(Items listed in a dataset)
-------------------------

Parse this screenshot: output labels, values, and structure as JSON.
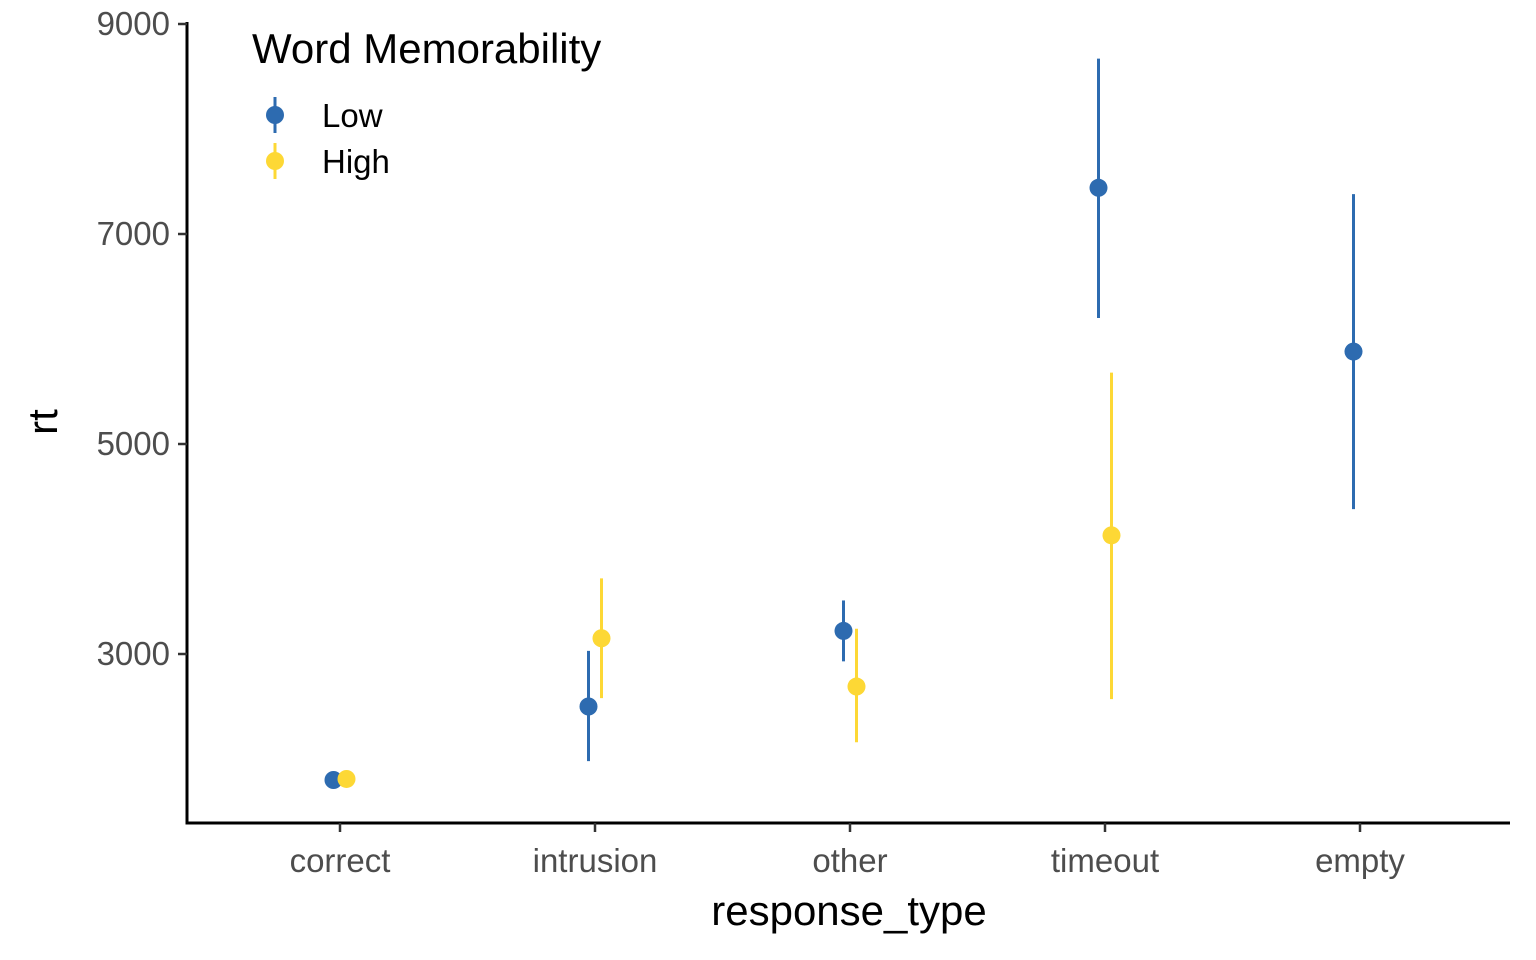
{
  "chart_data": {
    "type": "scatter",
    "title": "",
    "xlabel": "response_type",
    "ylabel": "rt",
    "categories": [
      "correct",
      "intrusion",
      "other",
      "timeout",
      "empty"
    ],
    "ylim": [
      1400,
      9000
    ],
    "yticks": [
      3000,
      5000,
      7000,
      9000
    ],
    "grid": false,
    "legend": {
      "title": "Word Memorability",
      "position": "top-left"
    },
    "series": [
      {
        "name": "Low",
        "color": "#2d6bb0",
        "points": [
          {
            "category": "correct",
            "y": 1800,
            "ymin": 1800,
            "ymax": 1800
          },
          {
            "category": "intrusion",
            "y": 2500,
            "ymin": 1980,
            "ymax": 3030
          },
          {
            "category": "other",
            "y": 3220,
            "ymin": 2930,
            "ymax": 3510
          },
          {
            "category": "timeout",
            "y": 7440,
            "ymin": 6200,
            "ymax": 8670
          },
          {
            "category": "empty",
            "y": 5880,
            "ymin": 4380,
            "ymax": 7380
          }
        ]
      },
      {
        "name": "High",
        "color": "#fdd835",
        "points": [
          {
            "category": "correct",
            "y": 1810,
            "ymin": 1810,
            "ymax": 1810
          },
          {
            "category": "intrusion",
            "y": 3150,
            "ymin": 2580,
            "ymax": 3720
          },
          {
            "category": "other",
            "y": 2690,
            "ymin": 2160,
            "ymax": 3240
          },
          {
            "category": "timeout",
            "y": 4130,
            "ymin": 2570,
            "ymax": 5680
          }
        ]
      }
    ]
  }
}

-------------------------

The entries above should be reproduced exactly, without their pictures.

Parse this screenshot: output labels, values, and structure as JSON.
{
  "chart_data": {
    "type": "scatter",
    "title": "",
    "xlabel": "response_type",
    "ylabel": "rt",
    "categories": [
      "correct",
      "intrusion",
      "other",
      "timeout",
      "empty"
    ],
    "ylim": [
      1400,
      9000
    ],
    "yticks": [
      3000,
      5000,
      7000,
      9000
    ],
    "grid": false,
    "legend": {
      "title": "Word Memorability",
      "position": "top-left"
    },
    "series": [
      {
        "name": "Low",
        "color": "#2d6bb0",
        "points": [
          {
            "category": "correct",
            "y": 1800,
            "ymin": 1800,
            "ymax": 1800
          },
          {
            "category": "intrusion",
            "y": 2500,
            "ymin": 1980,
            "ymax": 3030
          },
          {
            "category": "other",
            "y": 3220,
            "ymin": 2930,
            "ymax": 3510
          },
          {
            "category": "timeout",
            "y": 7440,
            "ymin": 6200,
            "ymax": 8670
          },
          {
            "category": "empty",
            "y": 5880,
            "ymin": 4380,
            "ymax": 7380
          }
        ]
      },
      {
        "name": "High",
        "color": "#fdd835",
        "points": [
          {
            "category": "correct",
            "y": 1810,
            "ymin": 1810,
            "ymax": 1810
          },
          {
            "category": "intrusion",
            "y": 3150,
            "ymin": 2580,
            "ymax": 3720
          },
          {
            "category": "other",
            "y": 2690,
            "ymin": 2160,
            "ymax": 3240
          },
          {
            "category": "timeout",
            "y": 4130,
            "ymin": 2570,
            "ymax": 5680
          }
        ]
      }
    ]
  }
}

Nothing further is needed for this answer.